- DATA FOR PROCESSING:

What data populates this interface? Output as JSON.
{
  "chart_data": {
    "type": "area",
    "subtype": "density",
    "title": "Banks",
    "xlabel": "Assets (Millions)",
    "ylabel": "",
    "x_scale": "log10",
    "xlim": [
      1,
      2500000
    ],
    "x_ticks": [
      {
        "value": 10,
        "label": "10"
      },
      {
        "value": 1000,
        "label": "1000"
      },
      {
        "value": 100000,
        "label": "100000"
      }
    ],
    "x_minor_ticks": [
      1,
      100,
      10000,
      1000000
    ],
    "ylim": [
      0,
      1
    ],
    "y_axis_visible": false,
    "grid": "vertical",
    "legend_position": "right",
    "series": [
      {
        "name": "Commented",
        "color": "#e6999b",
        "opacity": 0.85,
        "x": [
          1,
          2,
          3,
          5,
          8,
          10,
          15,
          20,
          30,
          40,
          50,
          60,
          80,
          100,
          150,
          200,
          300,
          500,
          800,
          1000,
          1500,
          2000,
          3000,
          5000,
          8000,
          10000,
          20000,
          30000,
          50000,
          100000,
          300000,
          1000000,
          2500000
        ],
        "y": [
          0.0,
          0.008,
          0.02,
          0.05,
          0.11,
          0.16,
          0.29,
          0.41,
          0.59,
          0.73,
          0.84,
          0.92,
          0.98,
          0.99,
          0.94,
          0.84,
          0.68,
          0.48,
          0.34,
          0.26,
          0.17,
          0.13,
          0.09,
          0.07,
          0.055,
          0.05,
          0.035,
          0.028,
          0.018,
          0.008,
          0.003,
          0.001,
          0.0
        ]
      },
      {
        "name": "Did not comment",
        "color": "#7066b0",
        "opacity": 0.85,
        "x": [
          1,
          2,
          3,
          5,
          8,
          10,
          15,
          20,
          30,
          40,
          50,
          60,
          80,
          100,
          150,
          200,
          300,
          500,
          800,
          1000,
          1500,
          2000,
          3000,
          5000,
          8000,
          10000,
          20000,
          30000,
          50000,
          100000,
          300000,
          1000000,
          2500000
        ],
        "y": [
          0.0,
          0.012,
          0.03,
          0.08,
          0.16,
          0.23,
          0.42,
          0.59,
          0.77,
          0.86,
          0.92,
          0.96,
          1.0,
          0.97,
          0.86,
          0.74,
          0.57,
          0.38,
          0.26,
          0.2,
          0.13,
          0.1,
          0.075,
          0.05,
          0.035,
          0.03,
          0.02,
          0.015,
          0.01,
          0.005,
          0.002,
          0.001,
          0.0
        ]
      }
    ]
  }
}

- PROMPT: Every record above must be duplicated exactly.

- SOLUTION:
What data populates this interface? Output as JSON.
{
  "chart_data": {
    "type": "area",
    "subtype": "density",
    "title": "Banks",
    "xlabel": "Assets (Millions)",
    "ylabel": "",
    "x_scale": "log10",
    "xlim": [
      1,
      2500000
    ],
    "x_ticks": [
      {
        "value": 10,
        "label": "10"
      },
      {
        "value": 1000,
        "label": "1000"
      },
      {
        "value": 100000,
        "label": "100000"
      }
    ],
    "x_minor_ticks": [
      1,
      100,
      10000,
      1000000
    ],
    "ylim": [
      0,
      1
    ],
    "y_axis_visible": false,
    "grid": "vertical",
    "legend_position": "right",
    "series": [
      {
        "name": "Commented",
        "color": "#e6999b",
        "opacity": 0.85,
        "x": [
          1,
          2,
          3,
          5,
          8,
          10,
          15,
          20,
          30,
          40,
          50,
          60,
          80,
          100,
          150,
          200,
          300,
          500,
          800,
          1000,
          1500,
          2000,
          3000,
          5000,
          8000,
          10000,
          20000,
          30000,
          50000,
          100000,
          300000,
          1000000,
          2500000
        ],
        "y": [
          0.0,
          0.008,
          0.02,
          0.05,
          0.11,
          0.16,
          0.29,
          0.41,
          0.59,
          0.73,
          0.84,
          0.92,
          0.98,
          0.99,
          0.94,
          0.84,
          0.68,
          0.48,
          0.34,
          0.26,
          0.17,
          0.13,
          0.09,
          0.07,
          0.055,
          0.05,
          0.035,
          0.028,
          0.018,
          0.008,
          0.003,
          0.001,
          0.0
        ]
      },
      {
        "name": "Did not comment",
        "color": "#7066b0",
        "opacity": 0.85,
        "x": [
          1,
          2,
          3,
          5,
          8,
          10,
          15,
          20,
          30,
          40,
          50,
          60,
          80,
          100,
          150,
          200,
          300,
          500,
          800,
          1000,
          1500,
          2000,
          3000,
          5000,
          8000,
          10000,
          20000,
          30000,
          50000,
          100000,
          300000,
          1000000,
          2500000
        ],
        "y": [
          0.0,
          0.012,
          0.03,
          0.08,
          0.16,
          0.23,
          0.42,
          0.59,
          0.77,
          0.86,
          0.92,
          0.96,
          1.0,
          0.97,
          0.86,
          0.74,
          0.57,
          0.38,
          0.26,
          0.2,
          0.13,
          0.1,
          0.075,
          0.05,
          0.035,
          0.03,
          0.02,
          0.015,
          0.01,
          0.005,
          0.002,
          0.001,
          0.0
        ]
      }
    ]
  }
}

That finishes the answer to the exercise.